--- START ---

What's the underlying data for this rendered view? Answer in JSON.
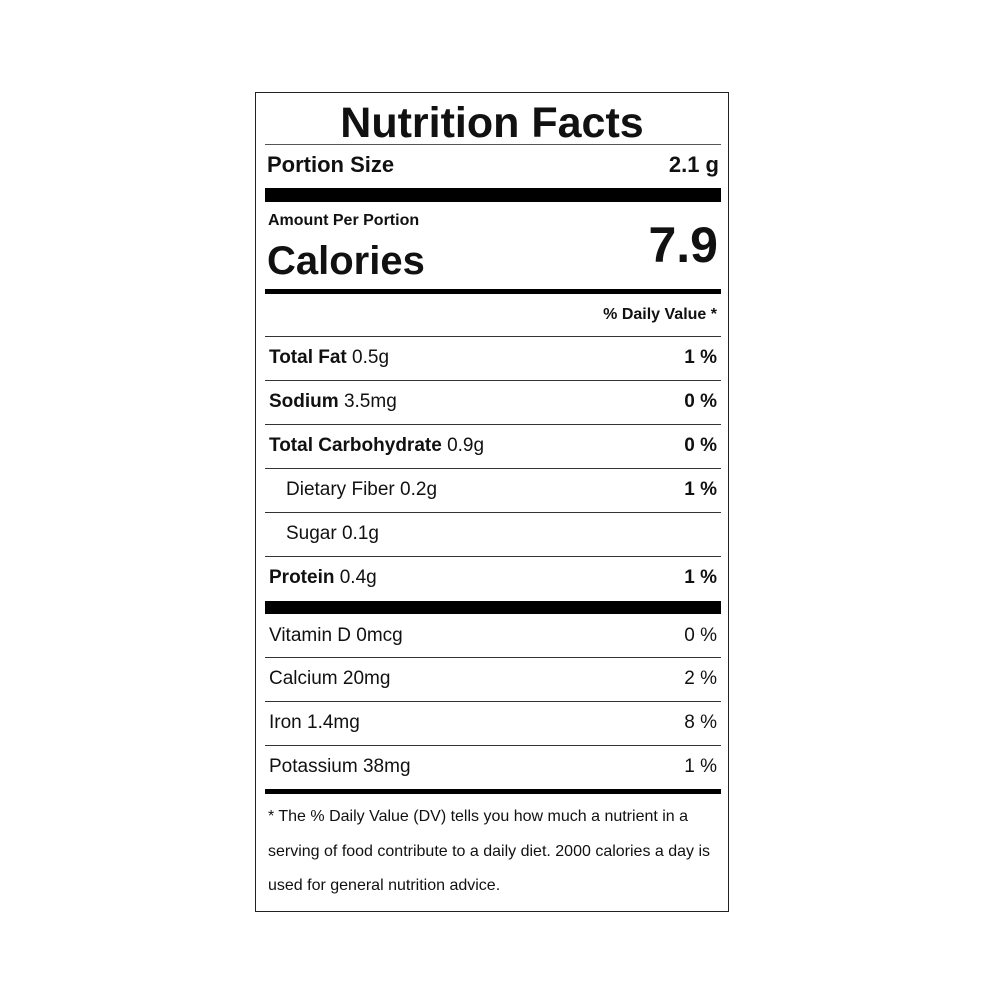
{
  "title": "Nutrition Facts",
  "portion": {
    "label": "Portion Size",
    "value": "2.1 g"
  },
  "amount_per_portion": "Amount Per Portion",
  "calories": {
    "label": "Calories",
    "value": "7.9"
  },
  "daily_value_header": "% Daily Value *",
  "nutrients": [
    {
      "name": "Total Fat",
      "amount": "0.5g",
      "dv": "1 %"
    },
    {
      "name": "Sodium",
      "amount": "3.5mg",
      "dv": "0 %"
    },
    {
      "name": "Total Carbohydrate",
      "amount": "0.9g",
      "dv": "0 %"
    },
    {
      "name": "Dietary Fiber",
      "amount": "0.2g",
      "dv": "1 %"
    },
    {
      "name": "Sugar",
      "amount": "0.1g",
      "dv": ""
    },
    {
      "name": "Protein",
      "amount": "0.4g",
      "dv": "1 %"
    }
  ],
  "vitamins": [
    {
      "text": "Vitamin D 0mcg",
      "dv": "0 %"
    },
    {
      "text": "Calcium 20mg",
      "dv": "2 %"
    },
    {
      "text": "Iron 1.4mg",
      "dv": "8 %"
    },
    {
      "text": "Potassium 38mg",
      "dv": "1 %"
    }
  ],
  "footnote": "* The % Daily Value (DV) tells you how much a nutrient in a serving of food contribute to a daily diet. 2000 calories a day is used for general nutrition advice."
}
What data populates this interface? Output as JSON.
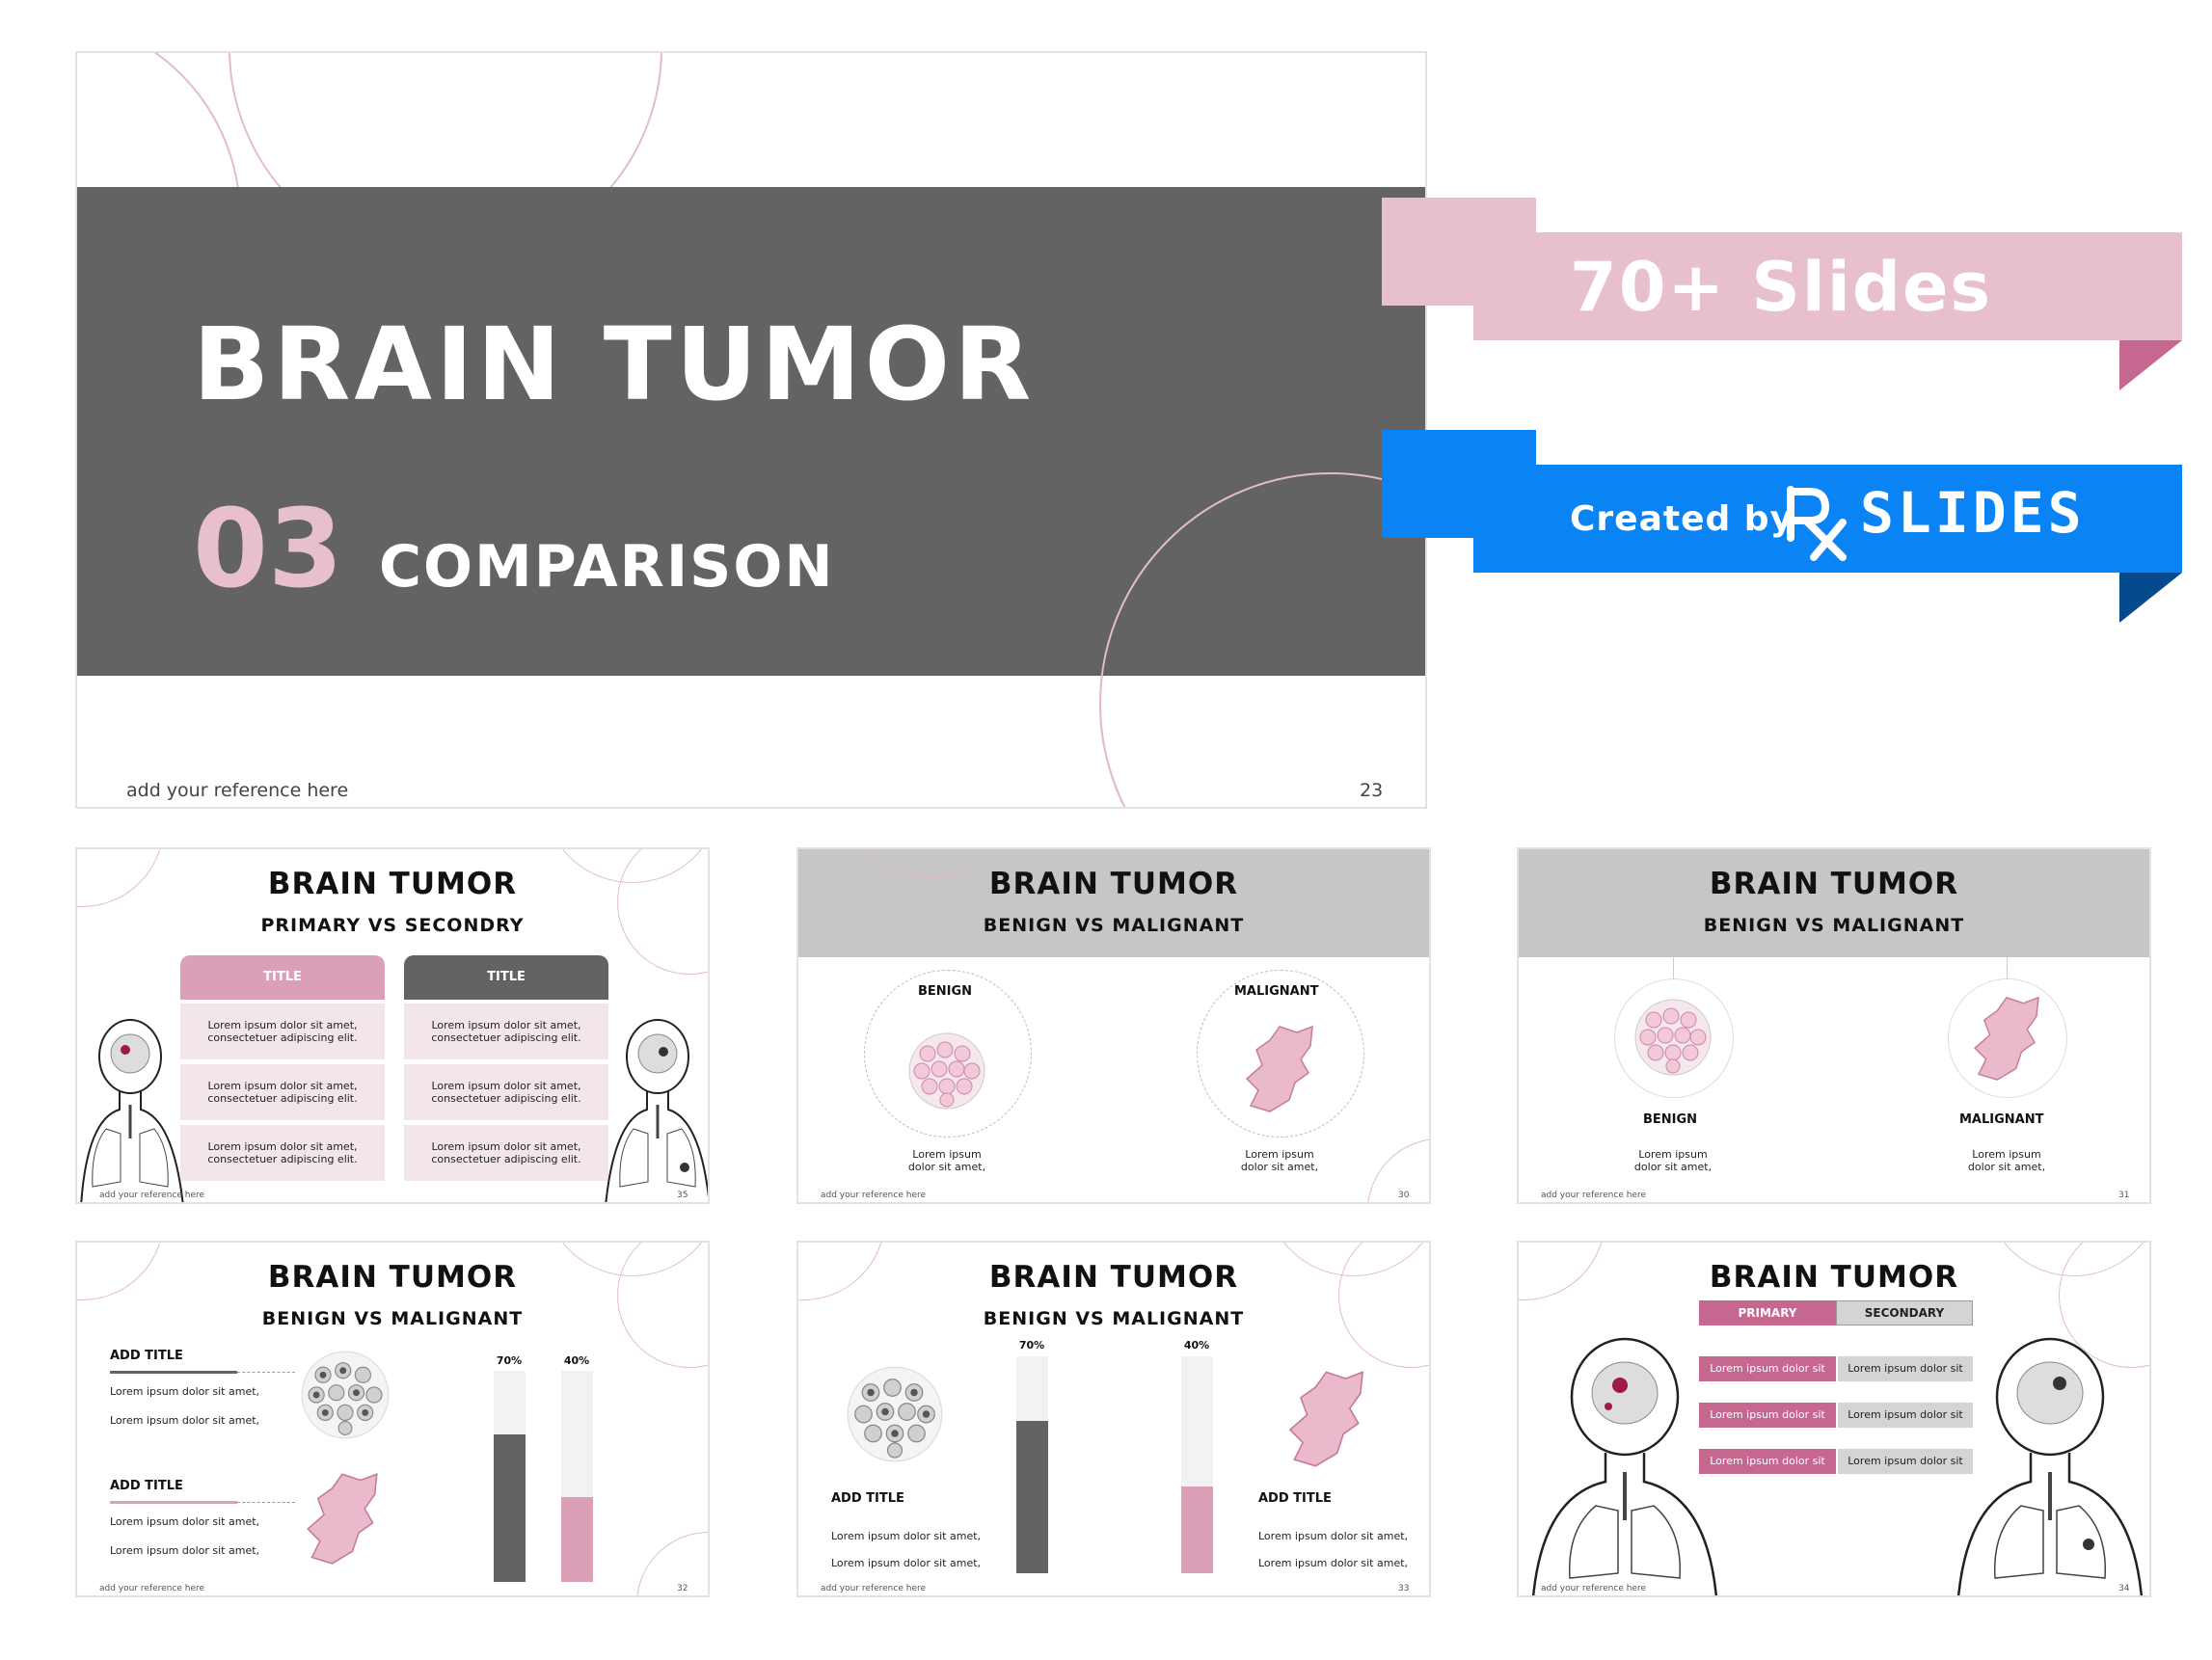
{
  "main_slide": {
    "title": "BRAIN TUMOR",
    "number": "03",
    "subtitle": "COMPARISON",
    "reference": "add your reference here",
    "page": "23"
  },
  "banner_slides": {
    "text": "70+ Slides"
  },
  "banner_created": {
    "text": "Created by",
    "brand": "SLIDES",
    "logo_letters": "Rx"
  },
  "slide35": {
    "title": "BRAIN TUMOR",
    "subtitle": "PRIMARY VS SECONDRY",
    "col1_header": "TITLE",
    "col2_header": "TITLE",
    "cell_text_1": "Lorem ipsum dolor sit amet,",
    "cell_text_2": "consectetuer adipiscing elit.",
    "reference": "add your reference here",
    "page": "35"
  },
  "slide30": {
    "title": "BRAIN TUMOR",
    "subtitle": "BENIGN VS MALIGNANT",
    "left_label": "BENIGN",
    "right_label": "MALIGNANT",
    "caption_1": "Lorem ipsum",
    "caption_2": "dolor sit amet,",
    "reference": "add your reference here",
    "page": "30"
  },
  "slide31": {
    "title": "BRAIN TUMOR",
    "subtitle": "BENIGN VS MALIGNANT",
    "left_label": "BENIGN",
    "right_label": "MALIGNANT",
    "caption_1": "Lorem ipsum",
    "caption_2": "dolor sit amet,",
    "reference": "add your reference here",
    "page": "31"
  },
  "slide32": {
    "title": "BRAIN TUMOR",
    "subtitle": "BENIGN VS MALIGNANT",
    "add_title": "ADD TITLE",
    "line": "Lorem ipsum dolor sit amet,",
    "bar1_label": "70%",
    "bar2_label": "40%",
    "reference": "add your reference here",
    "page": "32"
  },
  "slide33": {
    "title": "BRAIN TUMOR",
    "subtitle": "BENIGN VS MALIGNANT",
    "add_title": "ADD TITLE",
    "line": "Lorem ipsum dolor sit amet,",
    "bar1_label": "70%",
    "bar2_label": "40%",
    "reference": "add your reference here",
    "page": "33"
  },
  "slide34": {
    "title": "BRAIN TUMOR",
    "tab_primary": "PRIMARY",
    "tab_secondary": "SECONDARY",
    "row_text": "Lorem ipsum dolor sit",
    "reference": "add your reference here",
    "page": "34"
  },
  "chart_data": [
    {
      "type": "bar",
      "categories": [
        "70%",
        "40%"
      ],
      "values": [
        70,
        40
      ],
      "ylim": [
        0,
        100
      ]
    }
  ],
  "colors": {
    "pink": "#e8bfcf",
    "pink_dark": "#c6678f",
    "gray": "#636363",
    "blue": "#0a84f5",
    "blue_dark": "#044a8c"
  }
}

--- END ---

> _Exercise description_
Reproduce all of the entries exactly as they appear, though any picture they include must be omitted.

> _Answer_
What's the underlying data for this rendered view? Answer in JSON.
{
  "title": "Nutrition Facts",
  "portion": {
    "label": "Portion Size",
    "value": "2.1 g"
  },
  "amount_per_portion": "Amount Per Portion",
  "calories": {
    "label": "Calories",
    "value": "7.9"
  },
  "daily_value_header": "% Daily Value *",
  "nutrients": [
    {
      "name": "Total Fat",
      "amount": "0.5g",
      "dv": "1 %"
    },
    {
      "name": "Sodium",
      "amount": "3.5mg",
      "dv": "0 %"
    },
    {
      "name": "Total Carbohydrate",
      "amount": "0.9g",
      "dv": "0 %"
    },
    {
      "name": "Dietary Fiber",
      "amount": "0.2g",
      "dv": "1 %"
    },
    {
      "name": "Sugar",
      "amount": "0.1g",
      "dv": ""
    },
    {
      "name": "Protein",
      "amount": "0.4g",
      "dv": "1 %"
    }
  ],
  "vitamins": [
    {
      "text": "Vitamin D 0mcg",
      "dv": "0 %"
    },
    {
      "text": "Calcium 20mg",
      "dv": "2 %"
    },
    {
      "text": "Iron 1.4mg",
      "dv": "8 %"
    },
    {
      "text": "Potassium 38mg",
      "dv": "1 %"
    }
  ],
  "footnote": "* The % Daily Value (DV) tells you how much a nutrient in a serving of food contribute to a daily diet. 2000 calories a day is used for general nutrition advice."
}
What data populates this interface? Output as JSON.
{
  "main_slide": {
    "title": "BRAIN TUMOR",
    "number": "03",
    "subtitle": "COMPARISON",
    "reference": "add your reference here",
    "page": "23"
  },
  "banner_slides": {
    "text": "70+ Slides"
  },
  "banner_created": {
    "text": "Created by",
    "brand": "SLIDES",
    "logo_letters": "Rx"
  },
  "slide35": {
    "title": "BRAIN TUMOR",
    "subtitle": "PRIMARY VS SECONDRY",
    "col1_header": "TITLE",
    "col2_header": "TITLE",
    "cell_text_1": "Lorem ipsum dolor sit amet,",
    "cell_text_2": "consectetuer adipiscing elit.",
    "reference": "add your reference here",
    "page": "35"
  },
  "slide30": {
    "title": "BRAIN TUMOR",
    "subtitle": "BENIGN VS MALIGNANT",
    "left_label": "BENIGN",
    "right_label": "MALIGNANT",
    "caption_1": "Lorem ipsum",
    "caption_2": "dolor sit amet,",
    "reference": "add your reference here",
    "page": "30"
  },
  "slide31": {
    "title": "BRAIN TUMOR",
    "subtitle": "BENIGN VS MALIGNANT",
    "left_label": "BENIGN",
    "right_label": "MALIGNANT",
    "caption_1": "Lorem ipsum",
    "caption_2": "dolor sit amet,",
    "reference": "add your reference here",
    "page": "31"
  },
  "slide32": {
    "title": "BRAIN TUMOR",
    "subtitle": "BENIGN VS MALIGNANT",
    "add_title": "ADD TITLE",
    "line": "Lorem ipsum dolor sit amet,",
    "bar1_label": "70%",
    "bar2_label": "40%",
    "reference": "add your reference here",
    "page": "32"
  },
  "slide33": {
    "title": "BRAIN TUMOR",
    "subtitle": "BENIGN VS MALIGNANT",
    "add_title": "ADD TITLE",
    "line": "Lorem ipsum dolor sit amet,",
    "bar1_label": "70%",
    "bar2_label": "40%",
    "reference": "add your reference here",
    "page": "33"
  },
  "slide34": {
    "title": "BRAIN TUMOR",
    "tab_primary": "PRIMARY",
    "tab_secondary": "SECONDARY",
    "row_text": "Lorem ipsum dolor sit",
    "reference": "add your reference here",
    "page": "34"
  },
  "chart_data": [
    {
      "type": "bar",
      "categories": [
        "70%",
        "40%"
      ],
      "values": [
        70,
        40
      ],
      "ylim": [
        0,
        100
      ]
    }
  ],
  "colors": {
    "pink": "#e8bfcf",
    "pink_dark": "#c6678f",
    "gray": "#636363",
    "blue": "#0a84f5",
    "blue_dark": "#044a8c"
  }
}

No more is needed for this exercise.